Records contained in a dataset
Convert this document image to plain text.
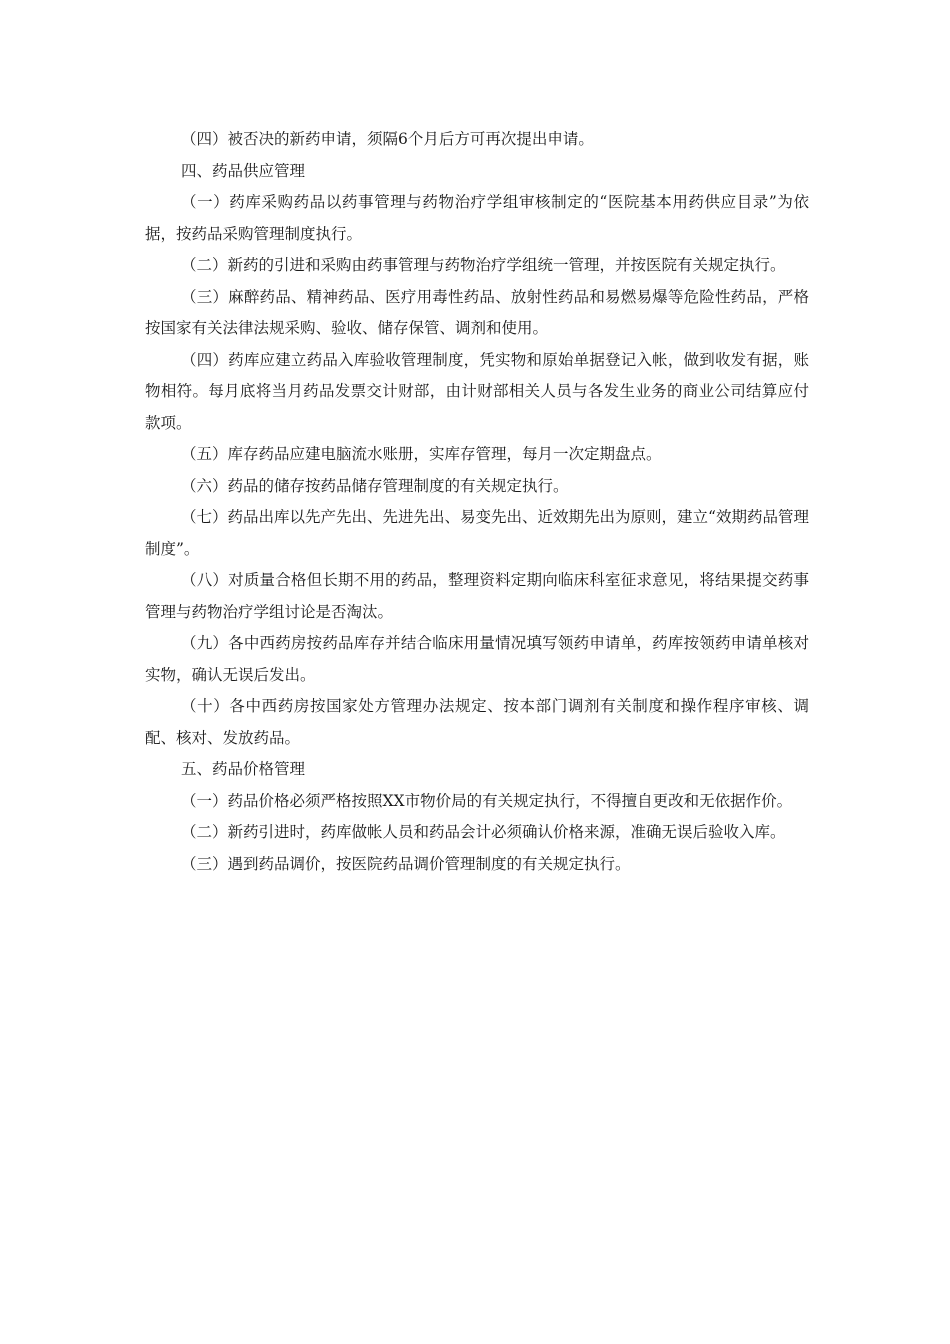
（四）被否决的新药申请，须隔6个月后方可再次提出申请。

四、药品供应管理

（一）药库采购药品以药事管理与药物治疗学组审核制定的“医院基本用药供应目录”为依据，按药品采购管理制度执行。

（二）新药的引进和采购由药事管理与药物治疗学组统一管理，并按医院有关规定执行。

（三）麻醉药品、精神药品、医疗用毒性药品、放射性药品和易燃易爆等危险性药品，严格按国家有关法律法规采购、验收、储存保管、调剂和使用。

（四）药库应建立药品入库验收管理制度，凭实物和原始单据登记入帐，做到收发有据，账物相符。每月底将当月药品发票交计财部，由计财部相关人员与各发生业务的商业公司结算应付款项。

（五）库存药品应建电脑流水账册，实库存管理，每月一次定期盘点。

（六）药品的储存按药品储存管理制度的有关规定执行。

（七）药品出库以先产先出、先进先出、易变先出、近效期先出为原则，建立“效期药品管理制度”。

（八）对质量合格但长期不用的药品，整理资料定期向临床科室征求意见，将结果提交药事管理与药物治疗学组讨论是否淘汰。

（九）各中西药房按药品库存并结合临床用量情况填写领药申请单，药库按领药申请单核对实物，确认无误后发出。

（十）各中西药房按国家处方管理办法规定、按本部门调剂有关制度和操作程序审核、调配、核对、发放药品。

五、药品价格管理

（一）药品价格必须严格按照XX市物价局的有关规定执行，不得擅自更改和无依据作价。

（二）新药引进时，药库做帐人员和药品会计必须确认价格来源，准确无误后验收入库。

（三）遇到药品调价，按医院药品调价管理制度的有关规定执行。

...

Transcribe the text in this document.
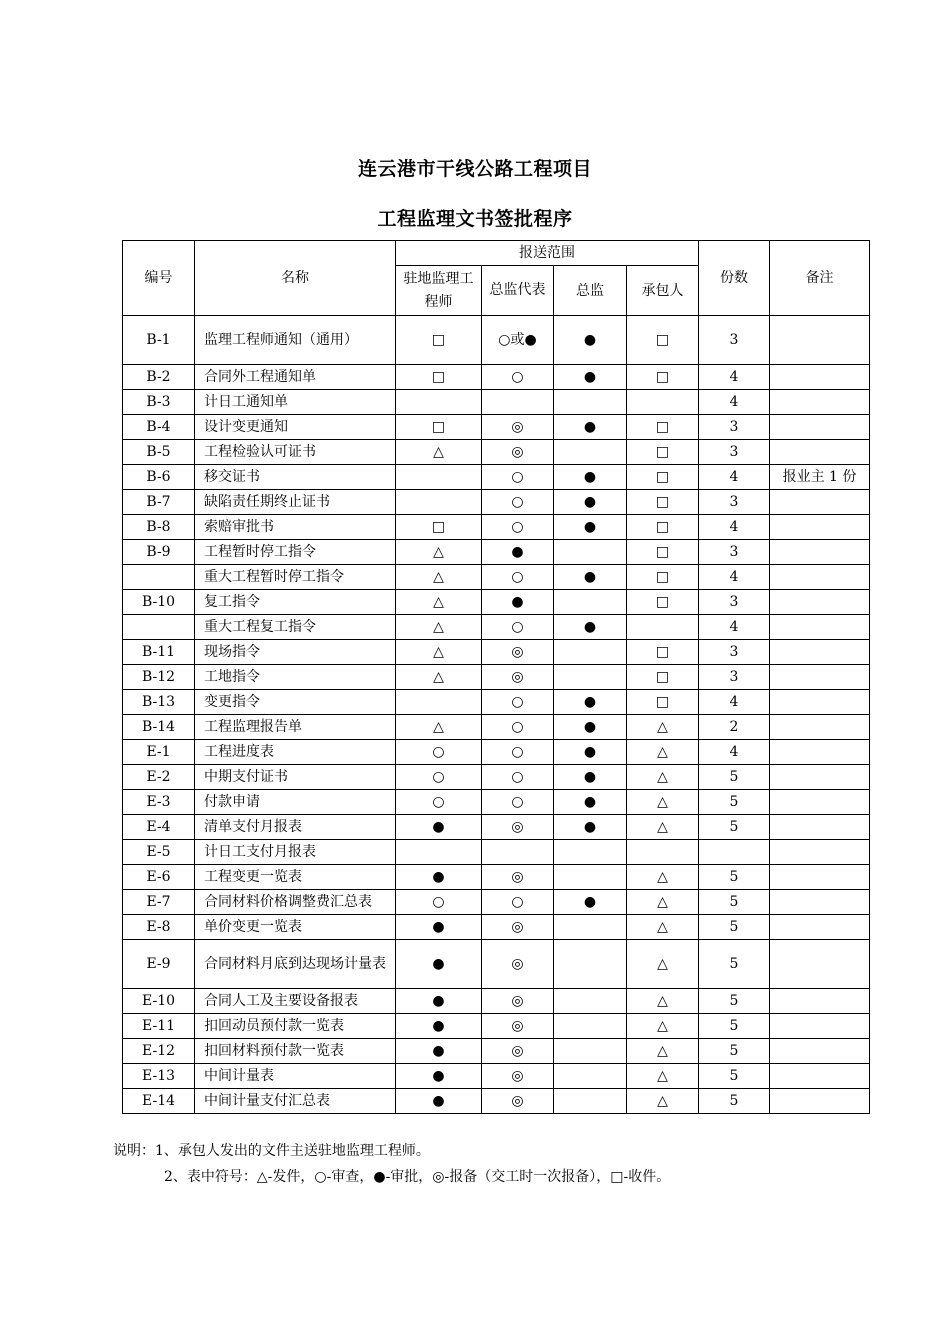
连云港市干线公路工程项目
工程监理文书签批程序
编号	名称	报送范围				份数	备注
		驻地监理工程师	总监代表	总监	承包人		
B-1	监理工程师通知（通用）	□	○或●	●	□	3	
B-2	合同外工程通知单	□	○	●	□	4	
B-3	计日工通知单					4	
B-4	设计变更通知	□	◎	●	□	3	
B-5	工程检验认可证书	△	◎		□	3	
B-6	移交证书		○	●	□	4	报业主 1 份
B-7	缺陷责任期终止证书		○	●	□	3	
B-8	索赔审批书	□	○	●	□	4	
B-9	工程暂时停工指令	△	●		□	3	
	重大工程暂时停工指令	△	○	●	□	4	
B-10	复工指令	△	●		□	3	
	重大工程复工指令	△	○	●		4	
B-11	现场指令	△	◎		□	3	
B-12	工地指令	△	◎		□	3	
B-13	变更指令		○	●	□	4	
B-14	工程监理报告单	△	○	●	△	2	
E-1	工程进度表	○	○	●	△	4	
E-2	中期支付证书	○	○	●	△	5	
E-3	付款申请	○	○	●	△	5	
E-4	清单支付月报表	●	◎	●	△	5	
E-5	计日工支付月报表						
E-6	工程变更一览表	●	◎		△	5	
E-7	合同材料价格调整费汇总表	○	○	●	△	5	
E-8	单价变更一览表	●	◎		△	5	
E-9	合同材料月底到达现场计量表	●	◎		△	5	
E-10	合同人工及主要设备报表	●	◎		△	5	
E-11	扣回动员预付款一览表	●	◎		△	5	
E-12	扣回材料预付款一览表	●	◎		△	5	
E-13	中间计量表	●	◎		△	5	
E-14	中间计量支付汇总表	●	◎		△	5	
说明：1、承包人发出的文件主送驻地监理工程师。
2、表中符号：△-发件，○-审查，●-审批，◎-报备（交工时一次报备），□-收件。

* * *

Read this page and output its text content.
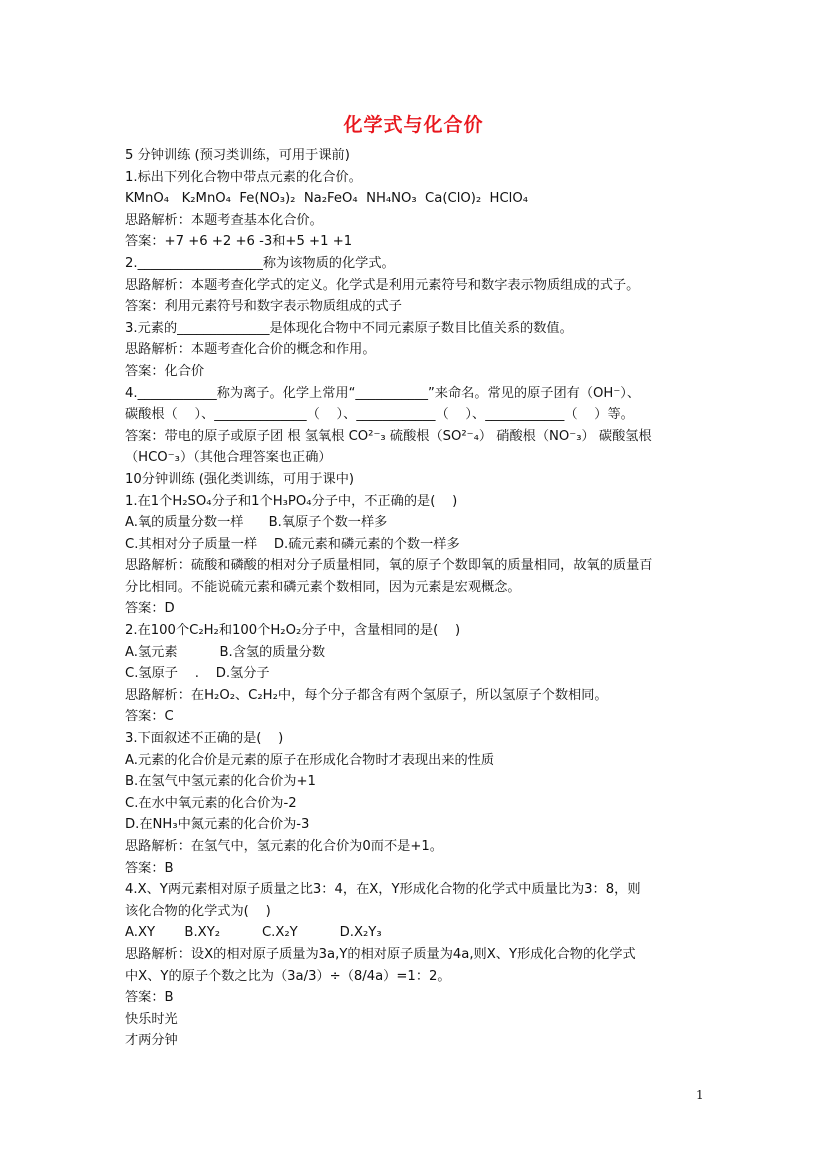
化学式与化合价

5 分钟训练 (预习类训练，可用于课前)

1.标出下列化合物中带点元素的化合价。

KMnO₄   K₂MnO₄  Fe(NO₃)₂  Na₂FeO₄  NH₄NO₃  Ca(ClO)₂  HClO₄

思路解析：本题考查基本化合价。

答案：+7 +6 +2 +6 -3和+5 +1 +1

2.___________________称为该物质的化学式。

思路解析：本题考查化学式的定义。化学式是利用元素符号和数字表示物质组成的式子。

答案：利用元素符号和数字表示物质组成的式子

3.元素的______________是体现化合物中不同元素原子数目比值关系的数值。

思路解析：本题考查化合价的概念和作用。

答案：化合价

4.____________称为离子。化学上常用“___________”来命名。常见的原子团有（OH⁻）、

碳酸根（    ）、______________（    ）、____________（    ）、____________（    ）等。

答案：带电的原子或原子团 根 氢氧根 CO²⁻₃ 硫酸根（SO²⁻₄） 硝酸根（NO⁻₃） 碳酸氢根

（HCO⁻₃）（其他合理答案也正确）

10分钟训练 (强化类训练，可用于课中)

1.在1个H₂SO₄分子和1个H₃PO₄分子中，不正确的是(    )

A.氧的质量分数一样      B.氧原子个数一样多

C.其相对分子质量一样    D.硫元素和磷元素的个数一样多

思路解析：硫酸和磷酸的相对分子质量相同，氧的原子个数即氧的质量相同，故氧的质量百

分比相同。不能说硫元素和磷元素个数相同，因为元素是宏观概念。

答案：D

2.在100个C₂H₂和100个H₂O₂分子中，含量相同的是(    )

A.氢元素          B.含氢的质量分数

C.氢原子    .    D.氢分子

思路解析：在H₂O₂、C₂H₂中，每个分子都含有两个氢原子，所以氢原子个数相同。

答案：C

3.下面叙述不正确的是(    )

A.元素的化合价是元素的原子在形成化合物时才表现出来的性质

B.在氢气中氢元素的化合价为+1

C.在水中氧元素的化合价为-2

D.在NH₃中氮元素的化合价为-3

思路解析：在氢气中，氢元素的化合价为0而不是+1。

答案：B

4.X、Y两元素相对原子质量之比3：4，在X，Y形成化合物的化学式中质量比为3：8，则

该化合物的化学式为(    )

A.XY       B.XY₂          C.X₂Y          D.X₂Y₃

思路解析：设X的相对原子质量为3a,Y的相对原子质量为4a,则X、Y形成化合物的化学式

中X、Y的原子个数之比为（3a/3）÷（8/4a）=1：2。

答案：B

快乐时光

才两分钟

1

◆ PROBLEM TO WORK ON:
Find every line in the records above that contains the word "思路解析", and copy each one.

◆ OUTPUT OF THE TASK:
思路解析：本题考查基本化合价。
思路解析：本题考查化学式的定义。化学式是利用元素符号和数字表示物质组成的式子。
思路解析：本题考查化合价的概念和作用。
思路解析：硫酸和磷酸的相对分子质量相同，氧的原子个数即氧的质量相同，故氧的质量百
思路解析：在H₂O₂、C₂H₂中，每个分子都含有两个氢原子，所以氢原子个数相同。
思路解析：在氢气中，氢元素的化合价为0而不是+1。
思路解析：设X的相对原子质量为3a,Y的相对原子质量为4a,则X、Y形成化合物的化学式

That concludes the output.